What you are asked to do =>
Select and reproduce each line of the listing below that bears the string "legend".

======== Given entries ========

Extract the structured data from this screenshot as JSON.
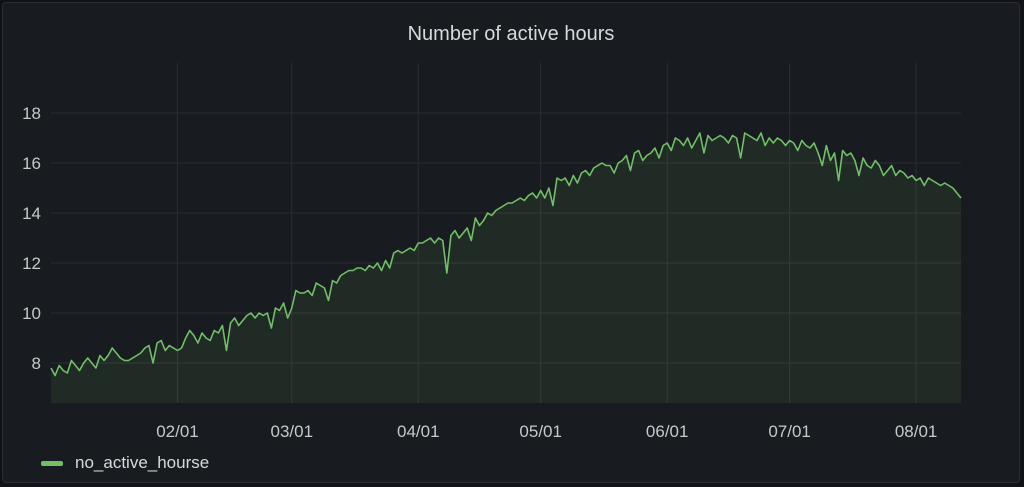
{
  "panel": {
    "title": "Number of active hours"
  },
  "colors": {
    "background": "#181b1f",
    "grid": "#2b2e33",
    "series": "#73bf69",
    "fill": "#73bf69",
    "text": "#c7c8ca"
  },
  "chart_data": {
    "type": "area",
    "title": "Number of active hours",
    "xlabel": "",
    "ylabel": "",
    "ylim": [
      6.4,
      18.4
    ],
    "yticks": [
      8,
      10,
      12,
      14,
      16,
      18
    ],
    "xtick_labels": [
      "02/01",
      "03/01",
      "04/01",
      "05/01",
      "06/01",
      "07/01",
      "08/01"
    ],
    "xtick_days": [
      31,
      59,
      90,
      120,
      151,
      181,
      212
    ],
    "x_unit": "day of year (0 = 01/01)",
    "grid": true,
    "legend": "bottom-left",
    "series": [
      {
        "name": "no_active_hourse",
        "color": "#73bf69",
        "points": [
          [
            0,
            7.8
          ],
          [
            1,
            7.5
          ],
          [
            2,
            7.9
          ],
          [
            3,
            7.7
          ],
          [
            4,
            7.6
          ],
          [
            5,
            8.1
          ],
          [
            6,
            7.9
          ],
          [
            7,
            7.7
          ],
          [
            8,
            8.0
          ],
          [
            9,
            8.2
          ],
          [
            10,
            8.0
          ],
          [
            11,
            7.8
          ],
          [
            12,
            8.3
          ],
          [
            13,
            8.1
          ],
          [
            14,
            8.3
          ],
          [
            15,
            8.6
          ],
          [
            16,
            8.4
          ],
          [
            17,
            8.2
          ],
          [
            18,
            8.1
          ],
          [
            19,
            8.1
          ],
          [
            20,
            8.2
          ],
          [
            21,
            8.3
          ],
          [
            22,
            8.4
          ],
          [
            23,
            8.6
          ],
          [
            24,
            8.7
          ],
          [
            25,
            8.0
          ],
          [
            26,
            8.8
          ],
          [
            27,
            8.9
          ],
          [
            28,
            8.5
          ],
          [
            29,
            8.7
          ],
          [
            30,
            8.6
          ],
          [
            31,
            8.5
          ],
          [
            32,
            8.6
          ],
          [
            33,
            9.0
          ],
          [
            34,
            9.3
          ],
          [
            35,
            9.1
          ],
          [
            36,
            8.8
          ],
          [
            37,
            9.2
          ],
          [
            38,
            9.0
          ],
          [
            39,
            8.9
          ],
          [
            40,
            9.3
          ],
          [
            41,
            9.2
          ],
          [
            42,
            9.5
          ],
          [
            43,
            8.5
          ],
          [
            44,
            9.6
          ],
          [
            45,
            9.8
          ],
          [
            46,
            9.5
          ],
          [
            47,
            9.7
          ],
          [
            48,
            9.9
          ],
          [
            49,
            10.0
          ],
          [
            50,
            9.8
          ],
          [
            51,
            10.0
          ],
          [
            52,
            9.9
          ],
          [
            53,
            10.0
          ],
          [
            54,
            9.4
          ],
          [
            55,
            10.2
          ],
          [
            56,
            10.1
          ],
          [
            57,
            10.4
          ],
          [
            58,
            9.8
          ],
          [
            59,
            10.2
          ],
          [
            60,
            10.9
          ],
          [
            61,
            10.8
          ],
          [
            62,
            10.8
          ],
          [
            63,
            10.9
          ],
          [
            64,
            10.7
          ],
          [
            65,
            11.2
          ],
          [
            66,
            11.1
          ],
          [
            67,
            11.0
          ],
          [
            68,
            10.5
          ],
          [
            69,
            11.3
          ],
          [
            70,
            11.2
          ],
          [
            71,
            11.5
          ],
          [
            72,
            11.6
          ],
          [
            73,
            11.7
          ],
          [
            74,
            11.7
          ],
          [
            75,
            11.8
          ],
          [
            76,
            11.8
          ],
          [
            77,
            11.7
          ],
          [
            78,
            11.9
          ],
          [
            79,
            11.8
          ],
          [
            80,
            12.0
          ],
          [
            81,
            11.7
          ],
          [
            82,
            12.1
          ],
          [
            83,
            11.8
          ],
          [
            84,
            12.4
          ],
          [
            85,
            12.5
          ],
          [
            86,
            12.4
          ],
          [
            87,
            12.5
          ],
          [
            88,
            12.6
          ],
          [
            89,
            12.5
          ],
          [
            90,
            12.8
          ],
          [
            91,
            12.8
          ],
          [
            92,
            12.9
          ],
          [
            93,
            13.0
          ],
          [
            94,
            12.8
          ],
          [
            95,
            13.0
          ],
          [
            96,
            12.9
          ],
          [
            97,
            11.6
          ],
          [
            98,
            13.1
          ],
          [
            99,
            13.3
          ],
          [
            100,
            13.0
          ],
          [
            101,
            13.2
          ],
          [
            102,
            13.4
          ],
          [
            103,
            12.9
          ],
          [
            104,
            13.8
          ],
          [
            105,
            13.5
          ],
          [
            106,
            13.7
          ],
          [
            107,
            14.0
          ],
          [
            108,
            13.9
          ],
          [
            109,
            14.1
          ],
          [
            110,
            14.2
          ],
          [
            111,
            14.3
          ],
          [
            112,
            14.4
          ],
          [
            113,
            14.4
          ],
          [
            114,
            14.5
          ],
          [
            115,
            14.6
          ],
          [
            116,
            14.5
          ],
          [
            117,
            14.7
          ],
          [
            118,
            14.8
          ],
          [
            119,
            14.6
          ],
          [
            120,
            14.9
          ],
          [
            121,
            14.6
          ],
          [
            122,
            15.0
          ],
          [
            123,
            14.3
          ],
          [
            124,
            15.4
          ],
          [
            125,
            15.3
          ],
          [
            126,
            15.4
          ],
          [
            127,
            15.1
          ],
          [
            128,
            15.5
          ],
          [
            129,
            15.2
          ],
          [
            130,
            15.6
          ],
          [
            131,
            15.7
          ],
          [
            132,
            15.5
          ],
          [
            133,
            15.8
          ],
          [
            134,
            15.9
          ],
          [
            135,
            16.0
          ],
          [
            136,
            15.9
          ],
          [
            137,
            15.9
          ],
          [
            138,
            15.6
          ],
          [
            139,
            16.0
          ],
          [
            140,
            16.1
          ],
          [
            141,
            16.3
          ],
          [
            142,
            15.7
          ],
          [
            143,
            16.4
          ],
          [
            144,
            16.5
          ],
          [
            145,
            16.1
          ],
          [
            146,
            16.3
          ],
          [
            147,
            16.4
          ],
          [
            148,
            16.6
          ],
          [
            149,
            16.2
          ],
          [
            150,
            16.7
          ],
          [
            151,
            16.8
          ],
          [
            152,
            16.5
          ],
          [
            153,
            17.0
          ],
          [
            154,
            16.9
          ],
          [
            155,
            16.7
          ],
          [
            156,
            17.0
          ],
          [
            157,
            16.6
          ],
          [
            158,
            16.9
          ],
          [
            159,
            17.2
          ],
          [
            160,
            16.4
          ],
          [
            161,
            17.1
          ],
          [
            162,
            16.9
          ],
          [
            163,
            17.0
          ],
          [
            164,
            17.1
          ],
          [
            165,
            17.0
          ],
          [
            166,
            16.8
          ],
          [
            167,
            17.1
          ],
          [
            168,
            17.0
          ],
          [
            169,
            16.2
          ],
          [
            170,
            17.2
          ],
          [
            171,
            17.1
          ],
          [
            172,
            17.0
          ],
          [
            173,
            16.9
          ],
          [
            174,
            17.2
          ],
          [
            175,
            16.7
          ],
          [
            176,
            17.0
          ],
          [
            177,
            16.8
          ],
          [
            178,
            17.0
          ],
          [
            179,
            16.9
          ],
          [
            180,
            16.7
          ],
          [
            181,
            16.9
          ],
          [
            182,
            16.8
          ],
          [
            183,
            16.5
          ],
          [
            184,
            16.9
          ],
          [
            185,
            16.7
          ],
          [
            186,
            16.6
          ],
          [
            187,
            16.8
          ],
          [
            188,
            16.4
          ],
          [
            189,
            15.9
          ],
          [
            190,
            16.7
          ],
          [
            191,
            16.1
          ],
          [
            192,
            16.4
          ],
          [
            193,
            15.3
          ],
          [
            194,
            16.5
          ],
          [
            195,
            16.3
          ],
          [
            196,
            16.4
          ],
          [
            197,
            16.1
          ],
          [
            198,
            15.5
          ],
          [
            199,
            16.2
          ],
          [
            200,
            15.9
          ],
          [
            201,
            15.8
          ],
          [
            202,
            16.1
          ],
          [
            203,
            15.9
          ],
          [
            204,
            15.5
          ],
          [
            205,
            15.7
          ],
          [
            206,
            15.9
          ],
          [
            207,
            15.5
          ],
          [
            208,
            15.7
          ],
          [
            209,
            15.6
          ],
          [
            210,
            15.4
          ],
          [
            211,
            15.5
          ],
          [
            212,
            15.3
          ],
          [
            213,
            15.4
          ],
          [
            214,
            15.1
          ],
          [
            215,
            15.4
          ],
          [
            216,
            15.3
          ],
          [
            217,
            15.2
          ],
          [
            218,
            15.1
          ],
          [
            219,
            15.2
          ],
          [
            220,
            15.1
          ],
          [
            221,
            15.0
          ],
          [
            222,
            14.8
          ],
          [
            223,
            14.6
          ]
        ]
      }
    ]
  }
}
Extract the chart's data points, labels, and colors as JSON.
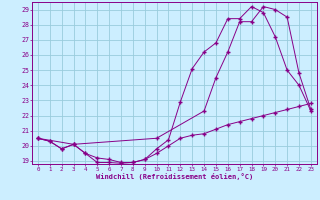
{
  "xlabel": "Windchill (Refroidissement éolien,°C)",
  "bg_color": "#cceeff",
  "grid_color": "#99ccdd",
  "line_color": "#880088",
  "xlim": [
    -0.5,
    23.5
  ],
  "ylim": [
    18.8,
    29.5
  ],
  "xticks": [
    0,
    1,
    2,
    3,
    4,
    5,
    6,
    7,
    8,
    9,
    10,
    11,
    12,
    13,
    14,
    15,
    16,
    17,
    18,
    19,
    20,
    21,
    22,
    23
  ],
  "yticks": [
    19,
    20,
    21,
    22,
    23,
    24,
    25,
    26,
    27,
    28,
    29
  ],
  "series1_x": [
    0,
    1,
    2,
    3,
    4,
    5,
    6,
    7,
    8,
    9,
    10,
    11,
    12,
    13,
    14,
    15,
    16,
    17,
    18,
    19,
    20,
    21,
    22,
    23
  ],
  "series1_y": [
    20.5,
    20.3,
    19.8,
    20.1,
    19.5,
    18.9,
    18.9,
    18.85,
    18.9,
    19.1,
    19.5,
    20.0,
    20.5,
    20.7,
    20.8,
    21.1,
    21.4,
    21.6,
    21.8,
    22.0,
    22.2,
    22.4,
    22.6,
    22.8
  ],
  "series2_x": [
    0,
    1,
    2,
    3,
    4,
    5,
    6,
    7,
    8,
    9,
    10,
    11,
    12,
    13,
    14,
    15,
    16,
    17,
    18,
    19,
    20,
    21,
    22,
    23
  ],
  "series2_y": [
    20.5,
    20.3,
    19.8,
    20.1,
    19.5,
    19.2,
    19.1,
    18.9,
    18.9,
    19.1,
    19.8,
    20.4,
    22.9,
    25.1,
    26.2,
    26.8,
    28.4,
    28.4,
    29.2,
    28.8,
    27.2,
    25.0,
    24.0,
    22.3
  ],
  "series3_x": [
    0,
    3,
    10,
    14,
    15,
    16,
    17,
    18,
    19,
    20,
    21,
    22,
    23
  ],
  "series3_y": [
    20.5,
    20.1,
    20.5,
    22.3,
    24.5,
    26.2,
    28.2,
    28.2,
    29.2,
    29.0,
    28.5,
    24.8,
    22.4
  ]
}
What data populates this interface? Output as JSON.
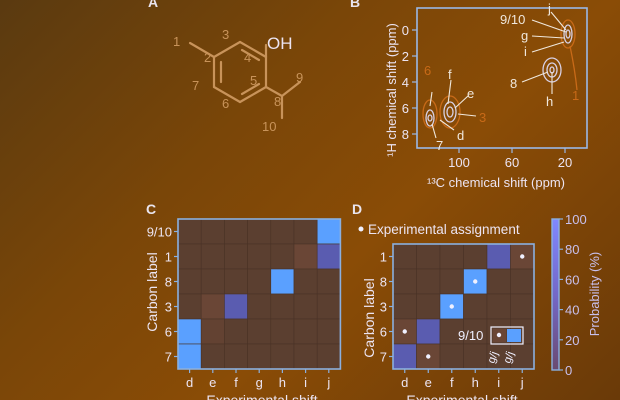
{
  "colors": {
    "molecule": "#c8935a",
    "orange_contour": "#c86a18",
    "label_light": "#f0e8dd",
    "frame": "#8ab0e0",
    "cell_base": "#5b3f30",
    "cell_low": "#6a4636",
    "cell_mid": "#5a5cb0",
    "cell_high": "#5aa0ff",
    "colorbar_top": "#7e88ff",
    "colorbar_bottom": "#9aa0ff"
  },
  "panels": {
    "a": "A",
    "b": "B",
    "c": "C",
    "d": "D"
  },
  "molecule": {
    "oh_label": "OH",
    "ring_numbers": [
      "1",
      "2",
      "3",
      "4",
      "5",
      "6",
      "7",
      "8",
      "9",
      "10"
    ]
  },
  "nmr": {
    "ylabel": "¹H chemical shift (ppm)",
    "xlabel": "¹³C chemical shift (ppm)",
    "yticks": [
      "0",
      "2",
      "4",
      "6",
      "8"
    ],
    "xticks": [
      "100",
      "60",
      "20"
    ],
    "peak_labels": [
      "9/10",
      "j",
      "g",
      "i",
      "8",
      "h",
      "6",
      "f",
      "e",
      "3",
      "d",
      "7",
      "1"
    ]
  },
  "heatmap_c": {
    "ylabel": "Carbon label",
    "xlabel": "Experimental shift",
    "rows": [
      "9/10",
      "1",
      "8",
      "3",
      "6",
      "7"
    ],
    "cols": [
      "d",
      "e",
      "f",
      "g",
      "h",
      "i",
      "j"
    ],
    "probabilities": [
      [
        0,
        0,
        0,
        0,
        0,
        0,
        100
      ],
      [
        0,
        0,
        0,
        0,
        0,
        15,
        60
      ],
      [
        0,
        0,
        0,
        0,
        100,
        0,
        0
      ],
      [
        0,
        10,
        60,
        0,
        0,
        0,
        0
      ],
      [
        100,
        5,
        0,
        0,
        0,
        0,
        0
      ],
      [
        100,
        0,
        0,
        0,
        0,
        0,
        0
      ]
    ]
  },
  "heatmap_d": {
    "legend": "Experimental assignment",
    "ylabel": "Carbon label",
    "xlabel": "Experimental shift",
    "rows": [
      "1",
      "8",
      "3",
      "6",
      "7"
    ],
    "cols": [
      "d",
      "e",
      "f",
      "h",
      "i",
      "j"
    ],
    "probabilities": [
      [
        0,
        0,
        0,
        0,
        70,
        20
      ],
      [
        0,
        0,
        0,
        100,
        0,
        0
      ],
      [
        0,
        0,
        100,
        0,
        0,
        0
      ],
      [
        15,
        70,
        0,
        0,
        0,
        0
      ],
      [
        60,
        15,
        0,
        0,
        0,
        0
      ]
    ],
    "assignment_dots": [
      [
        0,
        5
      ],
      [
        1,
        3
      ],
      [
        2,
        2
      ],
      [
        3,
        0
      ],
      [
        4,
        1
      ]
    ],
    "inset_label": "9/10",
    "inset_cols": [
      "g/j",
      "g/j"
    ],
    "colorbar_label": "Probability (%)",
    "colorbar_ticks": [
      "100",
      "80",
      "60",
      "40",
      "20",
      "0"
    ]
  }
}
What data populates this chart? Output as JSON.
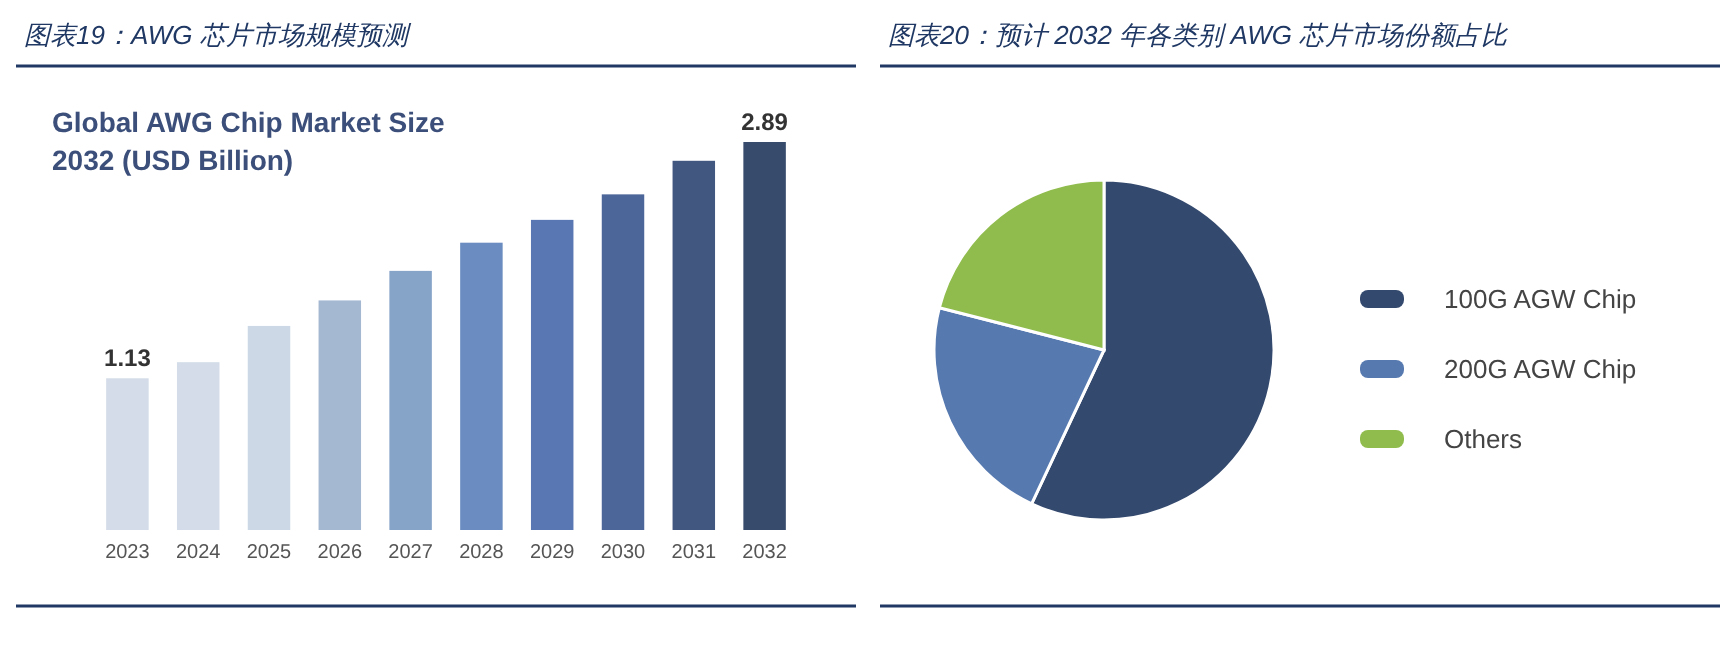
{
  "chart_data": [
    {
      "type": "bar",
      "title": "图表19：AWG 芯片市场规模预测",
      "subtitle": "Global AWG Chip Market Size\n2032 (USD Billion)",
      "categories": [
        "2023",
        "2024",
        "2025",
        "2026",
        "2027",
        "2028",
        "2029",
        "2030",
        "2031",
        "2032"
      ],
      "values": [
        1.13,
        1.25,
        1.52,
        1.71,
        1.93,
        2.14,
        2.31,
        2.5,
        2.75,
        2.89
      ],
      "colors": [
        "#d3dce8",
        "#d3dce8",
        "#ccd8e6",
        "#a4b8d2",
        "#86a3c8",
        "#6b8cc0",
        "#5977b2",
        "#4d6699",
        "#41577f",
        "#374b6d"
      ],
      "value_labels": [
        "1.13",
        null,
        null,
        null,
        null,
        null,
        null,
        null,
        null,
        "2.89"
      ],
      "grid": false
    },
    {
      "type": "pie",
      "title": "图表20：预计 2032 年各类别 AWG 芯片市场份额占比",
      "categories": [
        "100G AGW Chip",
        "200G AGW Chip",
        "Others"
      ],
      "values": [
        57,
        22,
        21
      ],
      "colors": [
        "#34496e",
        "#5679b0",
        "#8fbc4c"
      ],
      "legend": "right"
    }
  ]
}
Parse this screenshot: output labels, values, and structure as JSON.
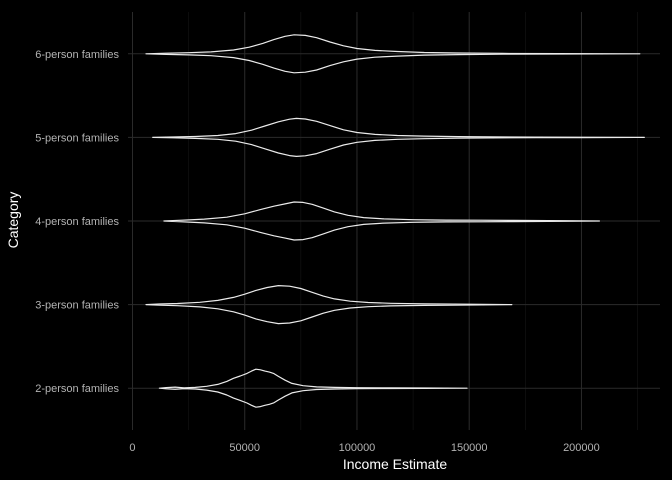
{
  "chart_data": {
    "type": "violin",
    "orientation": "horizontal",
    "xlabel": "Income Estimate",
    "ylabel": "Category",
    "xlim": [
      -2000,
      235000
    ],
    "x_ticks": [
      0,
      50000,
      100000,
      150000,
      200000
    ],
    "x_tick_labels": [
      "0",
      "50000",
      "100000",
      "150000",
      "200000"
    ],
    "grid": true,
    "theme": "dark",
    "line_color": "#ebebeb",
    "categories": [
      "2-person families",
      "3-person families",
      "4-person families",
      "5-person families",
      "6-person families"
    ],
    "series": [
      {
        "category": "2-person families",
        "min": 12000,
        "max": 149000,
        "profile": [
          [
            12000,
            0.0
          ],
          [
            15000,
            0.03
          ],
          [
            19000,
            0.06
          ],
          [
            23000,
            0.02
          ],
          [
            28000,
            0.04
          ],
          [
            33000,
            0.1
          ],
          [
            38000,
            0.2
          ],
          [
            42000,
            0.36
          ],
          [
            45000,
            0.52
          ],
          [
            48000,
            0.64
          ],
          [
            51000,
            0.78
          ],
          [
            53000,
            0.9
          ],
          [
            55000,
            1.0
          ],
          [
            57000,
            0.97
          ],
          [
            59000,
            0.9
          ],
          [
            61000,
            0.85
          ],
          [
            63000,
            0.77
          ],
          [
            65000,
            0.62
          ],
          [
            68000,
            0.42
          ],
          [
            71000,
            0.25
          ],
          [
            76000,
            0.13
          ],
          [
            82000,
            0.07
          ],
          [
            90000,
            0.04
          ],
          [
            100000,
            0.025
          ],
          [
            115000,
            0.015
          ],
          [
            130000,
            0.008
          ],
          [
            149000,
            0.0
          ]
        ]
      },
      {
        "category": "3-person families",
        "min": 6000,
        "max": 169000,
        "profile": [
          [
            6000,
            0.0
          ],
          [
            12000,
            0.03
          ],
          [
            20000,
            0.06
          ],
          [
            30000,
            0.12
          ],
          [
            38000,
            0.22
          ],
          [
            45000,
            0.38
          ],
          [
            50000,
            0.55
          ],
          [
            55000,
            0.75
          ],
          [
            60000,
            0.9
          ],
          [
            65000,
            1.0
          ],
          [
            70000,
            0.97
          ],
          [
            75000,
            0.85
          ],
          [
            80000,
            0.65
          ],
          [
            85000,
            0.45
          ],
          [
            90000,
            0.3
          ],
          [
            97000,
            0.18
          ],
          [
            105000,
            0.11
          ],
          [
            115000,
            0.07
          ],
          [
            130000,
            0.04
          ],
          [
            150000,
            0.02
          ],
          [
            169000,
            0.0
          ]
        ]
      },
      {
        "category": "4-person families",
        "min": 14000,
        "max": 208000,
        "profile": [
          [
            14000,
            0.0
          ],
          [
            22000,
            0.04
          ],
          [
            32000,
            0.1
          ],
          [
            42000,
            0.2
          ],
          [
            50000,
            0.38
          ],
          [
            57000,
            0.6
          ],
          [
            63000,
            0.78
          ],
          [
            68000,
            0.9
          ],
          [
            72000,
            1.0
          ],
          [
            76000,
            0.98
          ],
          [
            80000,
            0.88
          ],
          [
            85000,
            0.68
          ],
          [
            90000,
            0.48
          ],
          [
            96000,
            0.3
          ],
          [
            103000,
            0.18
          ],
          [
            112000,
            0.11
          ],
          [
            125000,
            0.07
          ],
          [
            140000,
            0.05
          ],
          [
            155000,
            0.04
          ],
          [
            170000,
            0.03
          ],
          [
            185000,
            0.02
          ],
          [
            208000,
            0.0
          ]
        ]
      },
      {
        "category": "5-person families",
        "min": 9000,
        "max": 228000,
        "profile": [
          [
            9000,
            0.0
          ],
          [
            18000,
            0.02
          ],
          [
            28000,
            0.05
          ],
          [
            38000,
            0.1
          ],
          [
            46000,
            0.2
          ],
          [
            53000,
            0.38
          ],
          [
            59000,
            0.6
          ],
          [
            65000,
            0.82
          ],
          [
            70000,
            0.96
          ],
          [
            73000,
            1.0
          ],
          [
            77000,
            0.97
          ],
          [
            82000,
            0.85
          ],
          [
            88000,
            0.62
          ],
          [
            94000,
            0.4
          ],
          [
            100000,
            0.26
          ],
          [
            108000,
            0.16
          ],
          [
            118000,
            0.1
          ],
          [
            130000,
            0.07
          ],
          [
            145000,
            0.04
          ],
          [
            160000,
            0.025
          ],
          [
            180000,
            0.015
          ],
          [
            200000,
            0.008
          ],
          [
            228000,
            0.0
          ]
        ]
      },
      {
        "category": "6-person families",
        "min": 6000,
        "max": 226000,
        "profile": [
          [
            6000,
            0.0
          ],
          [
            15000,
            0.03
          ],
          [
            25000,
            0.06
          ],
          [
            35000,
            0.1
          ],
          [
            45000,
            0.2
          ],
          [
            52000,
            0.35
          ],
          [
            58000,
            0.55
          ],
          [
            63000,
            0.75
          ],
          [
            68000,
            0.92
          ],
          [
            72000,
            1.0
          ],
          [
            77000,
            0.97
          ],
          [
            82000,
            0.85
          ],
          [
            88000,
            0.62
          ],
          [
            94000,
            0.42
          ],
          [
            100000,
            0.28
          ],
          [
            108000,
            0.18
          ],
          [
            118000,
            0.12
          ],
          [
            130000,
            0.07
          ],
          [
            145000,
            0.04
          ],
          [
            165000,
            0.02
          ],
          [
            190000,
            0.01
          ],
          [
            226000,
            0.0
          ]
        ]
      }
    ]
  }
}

========

The answer =>
    "legend": "bottom-left",
    "legend": "Experimental assignment",
      "legend": "right"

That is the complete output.